_Work to be completed_: Without the pictures, set down every line of the data exactly.
== Data ==
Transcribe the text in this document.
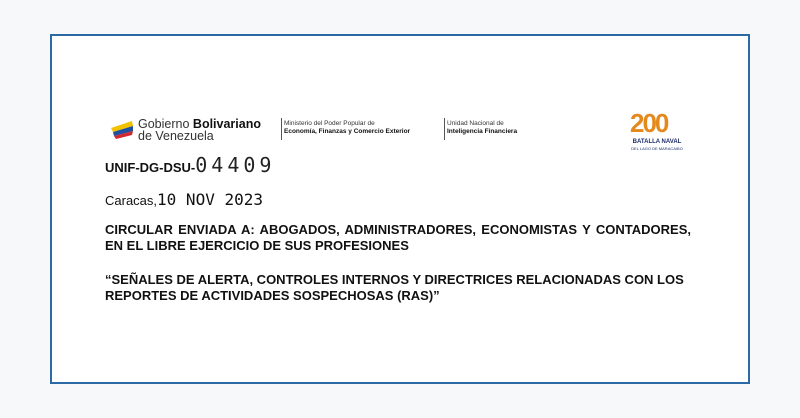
Gobierno Bolivariano
de Venezuela
Ministerio del Poder Popular de
Economía, Finanzas y Comercio Exterior
Unidad Nacional de
Inteligencia Financiera	200
BATALLA NAVAL
DEL LAGO DE MARACAIBO
UNIF-DG-DSU-04409
Caracas,10 NOV 2023
CIRCULAR ENVIADA A: ABOGADOS, ADMINISTRADORES, ECONOMISTAS Y CONTADORES, EN EL LIBRE EJERCICIO DE SUS PROFESIONES
“SEÑALES DE ALERTA, CONTROLES INTERNOS Y DIRECTRICES RELACIONADAS CON LOS REPORTES DE ACTIVIDADES SOSPECHOSAS (RAS)”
===
_Full answer_:
Transcribe the text in this document.
Gobierno Bolivariano
de Venezuela
Ministerio del Poder Popular de
Economía, Finanzas y Comercio Exterior
Unidad Nacional de
Inteligencia Financiera	200
BATALLA NAVAL
DEL LAGO DE MARACAIBO
UNIF-DG-DSU-04409
Caracas,10 NOV 2023
CIRCULAR ENVIADA A: ABOGADOS, ADMINISTRADORES, ECONOMISTAS Y CONTADORES, EN EL LIBRE EJERCICIO DE SUS PROFESIONES
“SEÑALES DE ALERTA, CONTROLES INTERNOS Y DIRECTRICES RELACIONADAS CON LOS REPORTES DE ACTIVIDADES SOSPECHOSAS (RAS)”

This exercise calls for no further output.